** Text excerpt follows **

Infant deaths prompt warning on sling use
WASHINGTON – The government warned Friday that those chic baby slings that hip moms and dads are sporting these days can be dangerous, even deadly for their little ones.
The Consumer Product Safety Commission said it has investigated at least 13 deaths associated with sling-style infant carriers over the last 20 years, including three deaths last year. One other case involving a fatality is still being investigated. Twelve of the deaths involved babies younger than 4 months of age, the agency said.
The commission is advising parents and caregivers to be cautious when using infant slings for babies younger than 4 months. It said that many of the babies who died in slings were a low birth weight twin, were born prematurely, or had a cold.
In its warning, CPSC said that slings can pose a suffocation hazard in two different ways.
•A sling’s fabric can press against a baby’s nose and mouth, blocking the baby’s breathing and suffocating it within a minute or two, the agency said.

** End of Text excerpt **

=== Problems and tasks ===
a – List every condition that the sling safety article says many of the babies who died in slings had.
b – Continue the sling safety article from its final sentence.

** Provided information follows **

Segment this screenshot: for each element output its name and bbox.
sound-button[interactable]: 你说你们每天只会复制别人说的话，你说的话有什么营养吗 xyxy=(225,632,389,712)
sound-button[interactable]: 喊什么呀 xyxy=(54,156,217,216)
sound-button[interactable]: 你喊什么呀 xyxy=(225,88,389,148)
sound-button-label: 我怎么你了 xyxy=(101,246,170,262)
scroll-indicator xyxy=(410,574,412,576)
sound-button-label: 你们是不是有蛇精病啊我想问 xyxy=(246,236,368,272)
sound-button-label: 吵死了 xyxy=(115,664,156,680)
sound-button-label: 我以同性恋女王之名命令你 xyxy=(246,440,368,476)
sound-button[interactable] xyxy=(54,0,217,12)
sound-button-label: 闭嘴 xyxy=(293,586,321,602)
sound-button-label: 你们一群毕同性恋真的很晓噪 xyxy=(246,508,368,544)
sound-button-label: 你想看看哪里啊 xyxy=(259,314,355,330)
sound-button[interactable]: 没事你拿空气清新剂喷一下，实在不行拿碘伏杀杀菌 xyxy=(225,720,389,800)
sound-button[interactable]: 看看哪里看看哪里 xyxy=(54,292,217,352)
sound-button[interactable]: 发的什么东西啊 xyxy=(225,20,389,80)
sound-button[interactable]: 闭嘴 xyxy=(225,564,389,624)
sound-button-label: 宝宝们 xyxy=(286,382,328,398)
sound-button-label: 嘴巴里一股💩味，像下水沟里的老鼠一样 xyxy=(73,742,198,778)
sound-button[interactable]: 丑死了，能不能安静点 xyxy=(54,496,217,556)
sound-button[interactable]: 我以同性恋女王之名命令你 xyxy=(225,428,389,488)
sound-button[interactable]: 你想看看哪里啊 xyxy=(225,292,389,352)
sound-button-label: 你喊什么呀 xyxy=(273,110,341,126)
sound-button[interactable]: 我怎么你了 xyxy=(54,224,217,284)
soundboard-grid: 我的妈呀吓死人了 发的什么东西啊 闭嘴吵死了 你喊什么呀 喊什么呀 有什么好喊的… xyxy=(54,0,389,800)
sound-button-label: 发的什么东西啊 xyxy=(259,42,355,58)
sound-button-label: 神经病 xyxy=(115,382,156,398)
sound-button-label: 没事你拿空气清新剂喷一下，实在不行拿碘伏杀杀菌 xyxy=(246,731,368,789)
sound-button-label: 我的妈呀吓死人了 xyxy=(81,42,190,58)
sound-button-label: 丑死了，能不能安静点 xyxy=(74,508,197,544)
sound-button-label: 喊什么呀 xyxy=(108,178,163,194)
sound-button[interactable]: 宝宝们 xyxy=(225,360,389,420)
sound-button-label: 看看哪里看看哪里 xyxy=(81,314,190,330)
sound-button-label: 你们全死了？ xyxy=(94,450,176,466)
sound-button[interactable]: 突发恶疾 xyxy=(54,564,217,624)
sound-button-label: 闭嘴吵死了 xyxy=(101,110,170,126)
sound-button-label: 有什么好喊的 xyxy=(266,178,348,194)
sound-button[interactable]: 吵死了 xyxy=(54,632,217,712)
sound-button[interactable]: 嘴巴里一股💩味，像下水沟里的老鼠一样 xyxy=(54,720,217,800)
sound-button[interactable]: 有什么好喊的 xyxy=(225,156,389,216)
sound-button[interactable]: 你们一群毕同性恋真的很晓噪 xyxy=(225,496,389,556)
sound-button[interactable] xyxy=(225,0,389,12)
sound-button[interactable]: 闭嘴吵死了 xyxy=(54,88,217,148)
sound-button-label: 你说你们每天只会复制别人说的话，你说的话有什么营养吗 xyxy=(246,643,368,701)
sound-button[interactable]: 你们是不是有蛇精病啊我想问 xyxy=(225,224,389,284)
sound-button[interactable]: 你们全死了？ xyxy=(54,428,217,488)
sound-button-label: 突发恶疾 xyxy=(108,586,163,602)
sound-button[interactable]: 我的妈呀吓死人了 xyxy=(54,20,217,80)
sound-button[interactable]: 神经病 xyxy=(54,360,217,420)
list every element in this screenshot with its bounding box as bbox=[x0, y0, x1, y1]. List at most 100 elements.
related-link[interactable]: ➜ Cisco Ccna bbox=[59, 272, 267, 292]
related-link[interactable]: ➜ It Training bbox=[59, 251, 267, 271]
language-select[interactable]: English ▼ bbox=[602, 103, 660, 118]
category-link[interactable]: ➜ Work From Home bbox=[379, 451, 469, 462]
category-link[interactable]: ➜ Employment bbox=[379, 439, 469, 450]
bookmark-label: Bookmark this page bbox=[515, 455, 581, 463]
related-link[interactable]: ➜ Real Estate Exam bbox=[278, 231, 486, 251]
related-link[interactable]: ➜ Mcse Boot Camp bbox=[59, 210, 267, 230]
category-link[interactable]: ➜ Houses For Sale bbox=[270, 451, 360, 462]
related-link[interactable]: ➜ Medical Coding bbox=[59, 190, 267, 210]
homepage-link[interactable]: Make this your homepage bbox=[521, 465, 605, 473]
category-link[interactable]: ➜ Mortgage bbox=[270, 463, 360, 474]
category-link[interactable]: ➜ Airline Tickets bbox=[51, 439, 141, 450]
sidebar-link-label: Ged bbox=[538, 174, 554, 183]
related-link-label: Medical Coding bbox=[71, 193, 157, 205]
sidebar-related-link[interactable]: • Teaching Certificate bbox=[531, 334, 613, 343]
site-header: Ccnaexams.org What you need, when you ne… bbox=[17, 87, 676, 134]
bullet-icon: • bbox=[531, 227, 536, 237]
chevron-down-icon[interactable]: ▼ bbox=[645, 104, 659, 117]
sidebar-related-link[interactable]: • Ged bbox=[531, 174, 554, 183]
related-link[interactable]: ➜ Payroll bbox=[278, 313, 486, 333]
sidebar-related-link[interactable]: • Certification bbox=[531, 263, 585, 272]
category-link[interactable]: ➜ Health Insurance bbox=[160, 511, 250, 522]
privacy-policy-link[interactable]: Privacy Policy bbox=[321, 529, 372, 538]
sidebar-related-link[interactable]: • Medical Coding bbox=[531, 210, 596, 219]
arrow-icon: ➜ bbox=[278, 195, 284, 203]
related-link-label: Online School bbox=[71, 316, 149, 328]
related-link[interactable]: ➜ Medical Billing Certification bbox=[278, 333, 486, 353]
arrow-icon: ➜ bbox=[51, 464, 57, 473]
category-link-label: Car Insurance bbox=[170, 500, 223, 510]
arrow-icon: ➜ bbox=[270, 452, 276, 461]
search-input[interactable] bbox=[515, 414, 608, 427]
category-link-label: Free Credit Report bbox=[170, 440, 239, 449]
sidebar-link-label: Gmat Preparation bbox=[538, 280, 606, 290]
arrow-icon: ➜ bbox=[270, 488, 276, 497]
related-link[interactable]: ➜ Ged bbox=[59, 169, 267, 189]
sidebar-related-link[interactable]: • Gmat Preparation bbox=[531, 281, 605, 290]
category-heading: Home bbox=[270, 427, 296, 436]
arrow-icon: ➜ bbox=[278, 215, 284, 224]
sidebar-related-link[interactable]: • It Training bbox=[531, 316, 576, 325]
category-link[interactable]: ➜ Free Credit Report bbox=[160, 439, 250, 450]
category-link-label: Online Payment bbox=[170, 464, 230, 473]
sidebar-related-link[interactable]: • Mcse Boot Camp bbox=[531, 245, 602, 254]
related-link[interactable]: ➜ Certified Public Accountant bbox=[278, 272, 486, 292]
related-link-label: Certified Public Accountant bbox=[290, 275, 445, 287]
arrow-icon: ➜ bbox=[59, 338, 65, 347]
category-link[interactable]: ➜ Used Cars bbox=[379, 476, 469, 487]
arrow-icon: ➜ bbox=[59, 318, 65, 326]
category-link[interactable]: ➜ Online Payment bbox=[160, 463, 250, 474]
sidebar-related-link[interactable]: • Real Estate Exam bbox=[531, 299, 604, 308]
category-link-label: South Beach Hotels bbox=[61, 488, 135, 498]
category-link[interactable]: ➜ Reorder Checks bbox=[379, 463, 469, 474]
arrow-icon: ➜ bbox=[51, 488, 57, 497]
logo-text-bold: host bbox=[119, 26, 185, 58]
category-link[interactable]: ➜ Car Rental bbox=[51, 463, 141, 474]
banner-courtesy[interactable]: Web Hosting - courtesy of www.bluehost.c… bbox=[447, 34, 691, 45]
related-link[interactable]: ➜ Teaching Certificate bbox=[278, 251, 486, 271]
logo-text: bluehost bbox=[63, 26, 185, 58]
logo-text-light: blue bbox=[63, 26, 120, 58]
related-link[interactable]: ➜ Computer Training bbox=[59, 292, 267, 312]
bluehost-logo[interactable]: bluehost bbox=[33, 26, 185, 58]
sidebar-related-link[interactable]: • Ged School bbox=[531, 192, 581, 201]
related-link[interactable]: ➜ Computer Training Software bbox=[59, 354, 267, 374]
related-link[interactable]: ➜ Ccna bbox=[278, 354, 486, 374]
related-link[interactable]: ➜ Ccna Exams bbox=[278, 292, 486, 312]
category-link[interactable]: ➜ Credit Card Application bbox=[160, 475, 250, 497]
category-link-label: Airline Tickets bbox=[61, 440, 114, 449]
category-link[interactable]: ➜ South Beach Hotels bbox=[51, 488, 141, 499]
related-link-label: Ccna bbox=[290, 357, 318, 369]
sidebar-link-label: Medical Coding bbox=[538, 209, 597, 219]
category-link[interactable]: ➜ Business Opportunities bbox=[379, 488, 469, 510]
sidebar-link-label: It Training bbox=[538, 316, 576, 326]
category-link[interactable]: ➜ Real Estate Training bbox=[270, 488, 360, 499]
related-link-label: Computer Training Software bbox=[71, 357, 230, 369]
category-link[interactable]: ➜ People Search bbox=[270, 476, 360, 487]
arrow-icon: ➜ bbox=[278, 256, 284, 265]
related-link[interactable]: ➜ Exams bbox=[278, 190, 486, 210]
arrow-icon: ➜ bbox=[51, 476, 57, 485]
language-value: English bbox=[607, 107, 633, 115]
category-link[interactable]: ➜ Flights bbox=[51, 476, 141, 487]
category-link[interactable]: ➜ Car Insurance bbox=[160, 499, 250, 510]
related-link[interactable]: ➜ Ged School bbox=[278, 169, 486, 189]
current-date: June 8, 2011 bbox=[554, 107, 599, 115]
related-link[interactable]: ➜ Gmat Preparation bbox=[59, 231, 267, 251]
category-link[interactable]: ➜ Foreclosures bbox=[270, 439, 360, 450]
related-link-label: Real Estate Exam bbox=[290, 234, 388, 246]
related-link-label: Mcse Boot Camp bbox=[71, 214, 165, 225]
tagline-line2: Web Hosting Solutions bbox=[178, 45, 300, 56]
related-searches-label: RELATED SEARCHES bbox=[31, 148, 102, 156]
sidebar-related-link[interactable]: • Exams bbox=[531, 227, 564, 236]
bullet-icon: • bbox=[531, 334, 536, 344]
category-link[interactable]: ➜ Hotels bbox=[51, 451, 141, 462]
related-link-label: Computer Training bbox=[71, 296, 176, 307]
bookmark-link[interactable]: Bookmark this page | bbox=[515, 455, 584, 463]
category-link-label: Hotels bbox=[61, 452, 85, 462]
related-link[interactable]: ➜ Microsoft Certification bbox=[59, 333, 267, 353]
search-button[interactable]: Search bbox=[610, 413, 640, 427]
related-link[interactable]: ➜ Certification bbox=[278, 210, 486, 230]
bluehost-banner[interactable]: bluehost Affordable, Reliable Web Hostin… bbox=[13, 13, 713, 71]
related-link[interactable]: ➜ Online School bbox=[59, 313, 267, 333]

** End of Provided information **

=== Numbered answers ===
a –
- Being a low birth weight twin
- Being born prematurely
- Having a cold

b –
•The other scenario involves slings where the baby is cradled in a curved or “C-like” position, nestling the baby below mom’s chest or near her belly. That curved position can cause a baby who doesn’t have strong neck control to flop its head forward, chin-to-chest, restricting the infant’s ability to breathe. “The baby will not be able to cry for help and can slowly suffocate,” warned the commission.
The popular “SlingRider” by Infantino has been singled out for criticism because of the curved position that the baby can fall into while inside the sling. Infantino maintains its SlingRider is safe. It issued a statement saying, “We appreciate the actions by the CPSC today, and are committed to working with them as well as parents and caregivers to address concerns they may have with baby slings.”